= Exercise objective =
Return the rows below verbatim, from the first row through the row containing "bar-value-label: 21% xyxy=(593,447,627,463)", including both.

= Dataset extract =
___

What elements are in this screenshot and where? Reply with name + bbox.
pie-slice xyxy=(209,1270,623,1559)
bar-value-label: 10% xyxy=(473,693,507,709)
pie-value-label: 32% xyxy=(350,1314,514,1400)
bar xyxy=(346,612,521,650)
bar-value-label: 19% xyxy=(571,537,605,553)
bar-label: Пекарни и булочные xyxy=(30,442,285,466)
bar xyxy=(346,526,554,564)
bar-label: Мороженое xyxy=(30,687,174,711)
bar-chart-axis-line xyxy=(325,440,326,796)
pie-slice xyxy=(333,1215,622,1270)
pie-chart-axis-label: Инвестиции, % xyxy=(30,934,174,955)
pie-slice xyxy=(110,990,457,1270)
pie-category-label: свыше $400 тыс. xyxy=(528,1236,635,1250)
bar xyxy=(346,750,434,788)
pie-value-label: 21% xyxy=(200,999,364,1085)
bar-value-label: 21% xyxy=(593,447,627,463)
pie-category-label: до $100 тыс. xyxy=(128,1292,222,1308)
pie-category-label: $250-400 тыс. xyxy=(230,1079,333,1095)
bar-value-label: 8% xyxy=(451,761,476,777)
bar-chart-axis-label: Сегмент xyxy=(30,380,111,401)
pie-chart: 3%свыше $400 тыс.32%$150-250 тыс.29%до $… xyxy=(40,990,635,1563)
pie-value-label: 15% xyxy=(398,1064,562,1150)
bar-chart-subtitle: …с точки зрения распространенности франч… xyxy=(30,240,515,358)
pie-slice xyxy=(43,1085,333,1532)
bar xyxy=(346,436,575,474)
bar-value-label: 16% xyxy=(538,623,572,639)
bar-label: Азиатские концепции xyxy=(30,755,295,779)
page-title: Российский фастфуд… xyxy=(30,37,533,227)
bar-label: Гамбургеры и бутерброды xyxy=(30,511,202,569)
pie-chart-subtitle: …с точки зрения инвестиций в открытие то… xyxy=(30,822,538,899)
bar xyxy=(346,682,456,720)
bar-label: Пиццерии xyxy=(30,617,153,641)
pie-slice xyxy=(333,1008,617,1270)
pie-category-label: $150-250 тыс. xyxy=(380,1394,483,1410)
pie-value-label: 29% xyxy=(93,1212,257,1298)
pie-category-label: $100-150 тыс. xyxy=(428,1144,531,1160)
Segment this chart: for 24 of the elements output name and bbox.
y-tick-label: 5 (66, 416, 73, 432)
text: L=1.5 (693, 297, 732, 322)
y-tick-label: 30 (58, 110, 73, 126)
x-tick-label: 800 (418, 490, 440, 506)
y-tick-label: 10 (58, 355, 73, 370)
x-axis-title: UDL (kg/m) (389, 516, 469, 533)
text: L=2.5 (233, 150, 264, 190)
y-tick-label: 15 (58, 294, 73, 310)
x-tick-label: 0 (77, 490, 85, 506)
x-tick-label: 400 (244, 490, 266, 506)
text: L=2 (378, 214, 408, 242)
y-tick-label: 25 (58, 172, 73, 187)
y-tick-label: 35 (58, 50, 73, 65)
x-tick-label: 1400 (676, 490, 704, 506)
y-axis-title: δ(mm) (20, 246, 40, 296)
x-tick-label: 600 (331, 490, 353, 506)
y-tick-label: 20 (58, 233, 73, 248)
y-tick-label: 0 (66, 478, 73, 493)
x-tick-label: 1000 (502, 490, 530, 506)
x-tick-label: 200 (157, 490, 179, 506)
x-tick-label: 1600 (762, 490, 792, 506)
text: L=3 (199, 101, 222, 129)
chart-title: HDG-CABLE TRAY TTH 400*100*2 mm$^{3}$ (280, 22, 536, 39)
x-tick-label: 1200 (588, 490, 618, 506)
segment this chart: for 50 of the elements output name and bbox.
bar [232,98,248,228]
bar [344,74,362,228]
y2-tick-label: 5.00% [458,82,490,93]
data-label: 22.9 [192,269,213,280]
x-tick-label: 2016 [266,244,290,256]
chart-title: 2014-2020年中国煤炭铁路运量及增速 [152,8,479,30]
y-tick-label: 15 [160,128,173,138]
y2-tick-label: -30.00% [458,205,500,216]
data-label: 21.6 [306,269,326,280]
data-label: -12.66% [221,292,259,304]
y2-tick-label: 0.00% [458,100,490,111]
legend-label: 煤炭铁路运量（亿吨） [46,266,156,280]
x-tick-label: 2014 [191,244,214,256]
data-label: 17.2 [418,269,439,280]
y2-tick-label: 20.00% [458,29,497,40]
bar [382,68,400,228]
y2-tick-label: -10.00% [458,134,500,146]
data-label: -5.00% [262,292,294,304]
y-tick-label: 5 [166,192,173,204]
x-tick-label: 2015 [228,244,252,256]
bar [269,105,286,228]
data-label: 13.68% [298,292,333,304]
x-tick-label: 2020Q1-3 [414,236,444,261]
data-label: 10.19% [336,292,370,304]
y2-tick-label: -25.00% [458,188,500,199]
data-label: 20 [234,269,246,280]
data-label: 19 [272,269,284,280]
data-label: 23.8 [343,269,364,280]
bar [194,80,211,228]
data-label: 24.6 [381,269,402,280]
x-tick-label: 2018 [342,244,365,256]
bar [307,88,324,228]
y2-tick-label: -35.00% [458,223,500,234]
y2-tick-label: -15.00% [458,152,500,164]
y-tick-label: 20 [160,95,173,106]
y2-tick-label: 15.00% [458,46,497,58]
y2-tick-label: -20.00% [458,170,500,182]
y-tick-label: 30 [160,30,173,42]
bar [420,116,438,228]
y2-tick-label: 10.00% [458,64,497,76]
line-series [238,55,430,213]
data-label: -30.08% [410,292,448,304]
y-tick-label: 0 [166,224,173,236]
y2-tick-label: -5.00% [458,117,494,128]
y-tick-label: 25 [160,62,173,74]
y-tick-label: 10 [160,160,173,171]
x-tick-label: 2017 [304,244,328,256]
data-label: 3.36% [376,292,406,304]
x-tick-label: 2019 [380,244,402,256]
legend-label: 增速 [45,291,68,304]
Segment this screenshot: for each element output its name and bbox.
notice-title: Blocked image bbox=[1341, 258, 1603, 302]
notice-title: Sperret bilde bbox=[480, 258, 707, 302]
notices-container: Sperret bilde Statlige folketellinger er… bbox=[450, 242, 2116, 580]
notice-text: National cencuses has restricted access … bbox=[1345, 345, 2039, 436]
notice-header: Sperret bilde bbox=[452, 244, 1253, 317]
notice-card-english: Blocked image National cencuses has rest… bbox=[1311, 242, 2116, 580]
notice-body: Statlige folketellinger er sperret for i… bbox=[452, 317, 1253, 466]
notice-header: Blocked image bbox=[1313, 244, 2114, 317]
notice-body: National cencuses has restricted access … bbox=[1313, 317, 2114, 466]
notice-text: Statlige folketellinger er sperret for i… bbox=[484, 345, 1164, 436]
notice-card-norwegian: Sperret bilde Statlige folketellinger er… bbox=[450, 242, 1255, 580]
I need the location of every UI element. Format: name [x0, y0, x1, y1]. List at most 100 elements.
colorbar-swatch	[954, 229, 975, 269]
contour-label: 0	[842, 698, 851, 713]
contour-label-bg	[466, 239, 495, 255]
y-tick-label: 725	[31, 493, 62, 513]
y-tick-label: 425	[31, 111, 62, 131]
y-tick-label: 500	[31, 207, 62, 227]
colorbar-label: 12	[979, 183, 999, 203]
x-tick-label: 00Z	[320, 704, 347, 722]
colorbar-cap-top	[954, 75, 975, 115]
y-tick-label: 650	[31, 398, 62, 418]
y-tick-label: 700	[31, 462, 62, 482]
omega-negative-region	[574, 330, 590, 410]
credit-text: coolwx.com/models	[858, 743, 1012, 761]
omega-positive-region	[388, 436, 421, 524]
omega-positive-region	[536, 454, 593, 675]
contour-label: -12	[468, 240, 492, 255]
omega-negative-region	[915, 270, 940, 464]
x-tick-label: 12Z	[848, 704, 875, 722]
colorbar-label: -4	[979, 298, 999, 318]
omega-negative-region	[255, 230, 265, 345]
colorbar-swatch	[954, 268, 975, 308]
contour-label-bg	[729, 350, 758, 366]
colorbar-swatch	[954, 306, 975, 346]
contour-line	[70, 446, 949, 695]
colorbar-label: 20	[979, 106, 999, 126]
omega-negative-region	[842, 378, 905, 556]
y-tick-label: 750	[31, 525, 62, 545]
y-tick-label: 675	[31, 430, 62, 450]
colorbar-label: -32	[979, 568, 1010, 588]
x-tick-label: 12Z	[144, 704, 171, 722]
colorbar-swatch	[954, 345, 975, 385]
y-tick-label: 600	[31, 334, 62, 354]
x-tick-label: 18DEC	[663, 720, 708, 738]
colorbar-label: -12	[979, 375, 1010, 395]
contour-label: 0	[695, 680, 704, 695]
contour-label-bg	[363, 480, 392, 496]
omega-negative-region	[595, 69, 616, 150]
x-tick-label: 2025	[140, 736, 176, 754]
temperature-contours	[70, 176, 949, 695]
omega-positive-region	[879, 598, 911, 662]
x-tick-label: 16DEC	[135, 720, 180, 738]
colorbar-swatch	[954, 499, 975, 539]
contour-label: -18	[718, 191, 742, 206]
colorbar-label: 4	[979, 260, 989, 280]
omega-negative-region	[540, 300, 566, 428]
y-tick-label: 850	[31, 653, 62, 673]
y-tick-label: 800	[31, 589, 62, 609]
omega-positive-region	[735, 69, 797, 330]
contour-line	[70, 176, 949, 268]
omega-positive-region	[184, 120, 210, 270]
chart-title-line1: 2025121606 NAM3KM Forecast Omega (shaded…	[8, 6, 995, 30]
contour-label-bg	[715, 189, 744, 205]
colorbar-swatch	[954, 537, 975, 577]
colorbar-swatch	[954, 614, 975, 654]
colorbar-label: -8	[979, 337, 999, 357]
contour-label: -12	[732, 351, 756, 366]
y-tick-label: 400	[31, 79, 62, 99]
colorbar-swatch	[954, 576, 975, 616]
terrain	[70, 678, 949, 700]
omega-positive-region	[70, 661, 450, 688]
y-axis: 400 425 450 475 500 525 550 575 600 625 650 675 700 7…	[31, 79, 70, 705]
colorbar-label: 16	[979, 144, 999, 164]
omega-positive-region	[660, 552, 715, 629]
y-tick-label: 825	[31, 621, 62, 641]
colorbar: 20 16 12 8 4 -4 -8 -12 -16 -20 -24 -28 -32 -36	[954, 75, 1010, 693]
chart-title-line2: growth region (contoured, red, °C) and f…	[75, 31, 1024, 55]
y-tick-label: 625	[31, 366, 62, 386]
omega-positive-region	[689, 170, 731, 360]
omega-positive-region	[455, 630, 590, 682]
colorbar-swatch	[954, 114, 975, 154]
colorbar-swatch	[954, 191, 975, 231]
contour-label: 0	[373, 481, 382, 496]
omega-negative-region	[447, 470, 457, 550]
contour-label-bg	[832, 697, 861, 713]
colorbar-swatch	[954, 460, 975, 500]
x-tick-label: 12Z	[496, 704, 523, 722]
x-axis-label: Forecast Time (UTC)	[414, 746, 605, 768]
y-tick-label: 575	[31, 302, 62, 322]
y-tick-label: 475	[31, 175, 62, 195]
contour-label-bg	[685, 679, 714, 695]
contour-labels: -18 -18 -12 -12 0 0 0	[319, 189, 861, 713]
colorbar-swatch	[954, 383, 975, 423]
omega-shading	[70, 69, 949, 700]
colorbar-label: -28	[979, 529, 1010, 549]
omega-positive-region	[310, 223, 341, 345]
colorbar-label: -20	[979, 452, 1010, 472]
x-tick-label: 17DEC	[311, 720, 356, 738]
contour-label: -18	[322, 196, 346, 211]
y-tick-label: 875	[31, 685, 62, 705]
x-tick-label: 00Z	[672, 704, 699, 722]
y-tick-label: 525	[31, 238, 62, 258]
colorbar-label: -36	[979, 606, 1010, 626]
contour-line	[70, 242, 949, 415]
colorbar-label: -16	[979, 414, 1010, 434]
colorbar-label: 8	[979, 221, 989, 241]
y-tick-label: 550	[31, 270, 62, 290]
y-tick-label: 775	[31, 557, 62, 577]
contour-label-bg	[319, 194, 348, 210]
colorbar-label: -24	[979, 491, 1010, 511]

___

= Answer to the task =
What elements are in this screenshot and where? Reply with name + bbox.
pie-slice xyxy=(209,1270,623,1559)
bar-value-label: 10% xyxy=(473,693,507,709)
pie-value-label: 32% xyxy=(350,1314,514,1400)
bar xyxy=(346,612,521,650)
bar-value-label: 19% xyxy=(571,537,605,553)
bar-label: Пекарни и булочные xyxy=(30,442,285,466)
bar xyxy=(346,526,554,564)
bar-label: Мороженое xyxy=(30,687,174,711)
bar-chart-axis-line xyxy=(325,440,326,796)
pie-slice xyxy=(333,1215,622,1270)
pie-chart-axis-label: Инвестиции, % xyxy=(30,934,174,955)
pie-slice xyxy=(110,990,457,1270)
pie-category-label: свыше $400 тыс. xyxy=(528,1236,635,1250)
bar xyxy=(346,750,434,788)
pie-value-label: 21% xyxy=(200,999,364,1085)
bar-value-label: 21% xyxy=(593,447,627,463)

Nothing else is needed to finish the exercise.